> _WHAT TO DO_
Copy out each line of the listing that has the word "области" in it.

> _Saved entries_
....
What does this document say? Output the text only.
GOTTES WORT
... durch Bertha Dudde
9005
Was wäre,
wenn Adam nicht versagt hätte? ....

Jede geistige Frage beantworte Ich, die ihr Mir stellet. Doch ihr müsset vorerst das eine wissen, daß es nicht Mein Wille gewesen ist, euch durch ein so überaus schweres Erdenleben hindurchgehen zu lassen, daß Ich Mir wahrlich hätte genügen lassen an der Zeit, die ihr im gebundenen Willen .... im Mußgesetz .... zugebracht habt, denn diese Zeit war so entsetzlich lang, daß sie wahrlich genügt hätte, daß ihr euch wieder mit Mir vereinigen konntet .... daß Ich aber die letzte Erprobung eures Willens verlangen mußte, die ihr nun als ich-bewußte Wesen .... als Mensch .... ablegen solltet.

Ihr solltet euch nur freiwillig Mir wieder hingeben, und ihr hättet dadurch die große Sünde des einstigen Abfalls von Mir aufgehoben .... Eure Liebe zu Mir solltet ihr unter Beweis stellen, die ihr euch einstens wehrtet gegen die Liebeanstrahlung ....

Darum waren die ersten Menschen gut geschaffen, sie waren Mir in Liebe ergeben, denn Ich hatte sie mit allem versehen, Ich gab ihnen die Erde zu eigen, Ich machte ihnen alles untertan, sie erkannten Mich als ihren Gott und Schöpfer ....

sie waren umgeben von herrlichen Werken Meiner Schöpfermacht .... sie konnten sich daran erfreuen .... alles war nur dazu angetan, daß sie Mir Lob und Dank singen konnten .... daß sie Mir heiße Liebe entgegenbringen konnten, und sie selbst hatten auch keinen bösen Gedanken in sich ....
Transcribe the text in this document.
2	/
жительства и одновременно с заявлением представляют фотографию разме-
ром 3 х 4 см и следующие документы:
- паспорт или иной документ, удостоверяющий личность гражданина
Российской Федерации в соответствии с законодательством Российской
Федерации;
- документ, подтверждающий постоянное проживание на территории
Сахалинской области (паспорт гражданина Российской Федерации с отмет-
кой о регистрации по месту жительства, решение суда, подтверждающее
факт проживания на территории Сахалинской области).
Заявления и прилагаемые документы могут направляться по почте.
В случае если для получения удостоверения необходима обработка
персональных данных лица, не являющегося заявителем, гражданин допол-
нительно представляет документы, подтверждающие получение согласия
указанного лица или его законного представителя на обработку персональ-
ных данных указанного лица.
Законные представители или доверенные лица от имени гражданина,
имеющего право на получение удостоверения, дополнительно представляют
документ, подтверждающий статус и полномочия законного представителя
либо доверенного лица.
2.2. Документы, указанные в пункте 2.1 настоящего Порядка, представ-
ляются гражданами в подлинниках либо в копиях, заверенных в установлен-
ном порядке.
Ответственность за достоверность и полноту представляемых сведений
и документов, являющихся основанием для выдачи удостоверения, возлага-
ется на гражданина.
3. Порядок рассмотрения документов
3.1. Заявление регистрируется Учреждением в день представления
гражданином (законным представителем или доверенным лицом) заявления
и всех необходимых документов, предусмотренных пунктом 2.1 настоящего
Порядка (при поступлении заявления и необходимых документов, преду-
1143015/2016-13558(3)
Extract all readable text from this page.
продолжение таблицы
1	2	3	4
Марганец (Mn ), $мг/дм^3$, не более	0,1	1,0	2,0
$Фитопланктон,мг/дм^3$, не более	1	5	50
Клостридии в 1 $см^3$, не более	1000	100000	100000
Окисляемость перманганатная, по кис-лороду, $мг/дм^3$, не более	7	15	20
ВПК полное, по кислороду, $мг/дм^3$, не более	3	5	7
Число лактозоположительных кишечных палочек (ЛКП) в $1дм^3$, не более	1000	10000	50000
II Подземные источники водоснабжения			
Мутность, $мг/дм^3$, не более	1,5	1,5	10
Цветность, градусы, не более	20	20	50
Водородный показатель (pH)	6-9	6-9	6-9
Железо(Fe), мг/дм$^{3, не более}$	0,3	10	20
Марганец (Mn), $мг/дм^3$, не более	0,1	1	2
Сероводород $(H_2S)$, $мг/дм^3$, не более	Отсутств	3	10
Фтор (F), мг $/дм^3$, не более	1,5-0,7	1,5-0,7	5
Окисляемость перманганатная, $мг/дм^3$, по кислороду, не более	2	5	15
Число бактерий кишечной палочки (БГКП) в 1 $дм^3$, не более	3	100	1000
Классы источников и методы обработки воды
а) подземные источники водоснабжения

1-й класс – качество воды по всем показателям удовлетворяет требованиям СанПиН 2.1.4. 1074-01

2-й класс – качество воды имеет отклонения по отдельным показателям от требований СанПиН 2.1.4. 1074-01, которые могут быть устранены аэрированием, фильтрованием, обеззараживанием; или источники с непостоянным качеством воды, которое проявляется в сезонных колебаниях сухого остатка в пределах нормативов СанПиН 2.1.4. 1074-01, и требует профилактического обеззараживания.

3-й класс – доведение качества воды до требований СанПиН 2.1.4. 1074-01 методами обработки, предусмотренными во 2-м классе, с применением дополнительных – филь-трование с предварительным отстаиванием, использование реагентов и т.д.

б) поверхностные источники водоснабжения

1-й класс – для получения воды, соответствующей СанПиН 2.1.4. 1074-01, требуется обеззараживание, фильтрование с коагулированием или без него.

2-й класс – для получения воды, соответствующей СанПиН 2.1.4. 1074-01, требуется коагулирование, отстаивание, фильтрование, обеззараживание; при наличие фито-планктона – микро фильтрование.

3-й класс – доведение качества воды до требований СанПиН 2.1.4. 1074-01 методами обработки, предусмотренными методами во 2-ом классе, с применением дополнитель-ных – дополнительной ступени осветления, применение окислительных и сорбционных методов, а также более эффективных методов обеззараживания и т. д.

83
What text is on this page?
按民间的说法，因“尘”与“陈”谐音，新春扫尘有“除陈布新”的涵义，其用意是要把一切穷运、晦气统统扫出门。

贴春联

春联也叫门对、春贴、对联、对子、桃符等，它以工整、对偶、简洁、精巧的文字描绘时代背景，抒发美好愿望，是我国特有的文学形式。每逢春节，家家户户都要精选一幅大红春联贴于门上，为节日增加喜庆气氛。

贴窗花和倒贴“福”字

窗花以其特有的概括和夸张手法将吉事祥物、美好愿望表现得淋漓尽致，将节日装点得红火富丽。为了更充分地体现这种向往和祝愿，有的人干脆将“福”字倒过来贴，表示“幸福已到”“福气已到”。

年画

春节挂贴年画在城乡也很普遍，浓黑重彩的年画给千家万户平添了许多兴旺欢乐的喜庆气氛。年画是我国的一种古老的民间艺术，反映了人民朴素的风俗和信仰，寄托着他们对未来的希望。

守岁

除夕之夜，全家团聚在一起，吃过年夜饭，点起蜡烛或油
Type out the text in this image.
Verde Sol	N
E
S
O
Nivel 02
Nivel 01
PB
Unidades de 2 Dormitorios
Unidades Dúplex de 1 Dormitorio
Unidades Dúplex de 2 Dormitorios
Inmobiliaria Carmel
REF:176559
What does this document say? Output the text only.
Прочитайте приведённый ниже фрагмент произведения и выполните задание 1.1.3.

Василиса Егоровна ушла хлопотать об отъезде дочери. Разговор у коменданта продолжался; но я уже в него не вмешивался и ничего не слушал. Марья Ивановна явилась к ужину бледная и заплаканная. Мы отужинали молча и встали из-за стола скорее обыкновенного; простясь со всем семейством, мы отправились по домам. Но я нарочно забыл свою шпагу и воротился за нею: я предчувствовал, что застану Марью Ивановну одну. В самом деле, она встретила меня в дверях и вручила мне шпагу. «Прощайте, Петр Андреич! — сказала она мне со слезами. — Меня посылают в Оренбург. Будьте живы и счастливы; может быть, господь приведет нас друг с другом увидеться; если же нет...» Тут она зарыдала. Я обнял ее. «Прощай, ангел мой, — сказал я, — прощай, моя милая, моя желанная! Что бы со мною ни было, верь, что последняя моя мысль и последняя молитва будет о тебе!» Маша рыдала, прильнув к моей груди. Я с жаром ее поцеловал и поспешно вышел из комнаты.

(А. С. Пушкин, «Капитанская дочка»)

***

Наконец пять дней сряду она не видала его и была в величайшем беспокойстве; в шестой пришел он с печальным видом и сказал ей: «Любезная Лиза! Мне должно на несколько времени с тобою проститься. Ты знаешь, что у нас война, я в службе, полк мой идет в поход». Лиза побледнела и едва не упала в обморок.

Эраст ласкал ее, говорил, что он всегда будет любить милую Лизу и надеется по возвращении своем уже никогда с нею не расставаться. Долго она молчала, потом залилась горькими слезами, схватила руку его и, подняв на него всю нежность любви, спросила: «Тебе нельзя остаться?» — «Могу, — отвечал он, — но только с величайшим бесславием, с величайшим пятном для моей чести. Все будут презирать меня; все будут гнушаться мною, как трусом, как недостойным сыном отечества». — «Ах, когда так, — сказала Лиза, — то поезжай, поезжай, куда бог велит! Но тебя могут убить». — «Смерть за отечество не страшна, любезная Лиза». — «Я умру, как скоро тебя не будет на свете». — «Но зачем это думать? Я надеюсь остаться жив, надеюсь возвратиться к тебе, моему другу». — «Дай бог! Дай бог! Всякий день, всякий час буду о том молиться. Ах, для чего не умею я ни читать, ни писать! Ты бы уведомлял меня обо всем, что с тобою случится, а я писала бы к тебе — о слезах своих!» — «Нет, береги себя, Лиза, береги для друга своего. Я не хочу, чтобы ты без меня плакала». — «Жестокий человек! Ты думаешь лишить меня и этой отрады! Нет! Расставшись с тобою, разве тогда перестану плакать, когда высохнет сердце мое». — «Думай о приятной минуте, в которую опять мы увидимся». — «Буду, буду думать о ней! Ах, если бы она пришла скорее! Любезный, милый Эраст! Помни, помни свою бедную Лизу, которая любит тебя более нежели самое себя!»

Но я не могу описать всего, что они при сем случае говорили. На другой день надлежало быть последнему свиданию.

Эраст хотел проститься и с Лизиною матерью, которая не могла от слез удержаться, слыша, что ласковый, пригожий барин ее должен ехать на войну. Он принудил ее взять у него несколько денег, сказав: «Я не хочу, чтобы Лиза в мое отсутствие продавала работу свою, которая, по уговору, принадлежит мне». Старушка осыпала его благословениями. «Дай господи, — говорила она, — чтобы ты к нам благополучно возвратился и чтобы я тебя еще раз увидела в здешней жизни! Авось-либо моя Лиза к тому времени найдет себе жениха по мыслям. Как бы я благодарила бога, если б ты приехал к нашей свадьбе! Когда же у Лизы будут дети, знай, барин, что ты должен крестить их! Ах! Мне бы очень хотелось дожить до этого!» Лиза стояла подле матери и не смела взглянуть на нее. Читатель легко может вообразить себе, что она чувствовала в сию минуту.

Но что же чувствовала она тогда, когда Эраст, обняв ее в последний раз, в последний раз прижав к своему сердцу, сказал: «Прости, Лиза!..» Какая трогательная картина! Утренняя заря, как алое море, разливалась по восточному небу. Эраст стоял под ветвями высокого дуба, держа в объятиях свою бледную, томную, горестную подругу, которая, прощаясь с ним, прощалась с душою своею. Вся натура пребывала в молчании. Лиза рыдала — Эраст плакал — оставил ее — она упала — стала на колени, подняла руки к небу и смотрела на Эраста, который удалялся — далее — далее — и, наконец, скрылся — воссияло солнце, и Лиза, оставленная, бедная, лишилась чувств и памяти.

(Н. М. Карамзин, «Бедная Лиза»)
....
> _FULL OUTPUT_
Сахалинской области (паспорт гражданина Российской Федерации с отмет-
факт проживания на территории Сахалинской области).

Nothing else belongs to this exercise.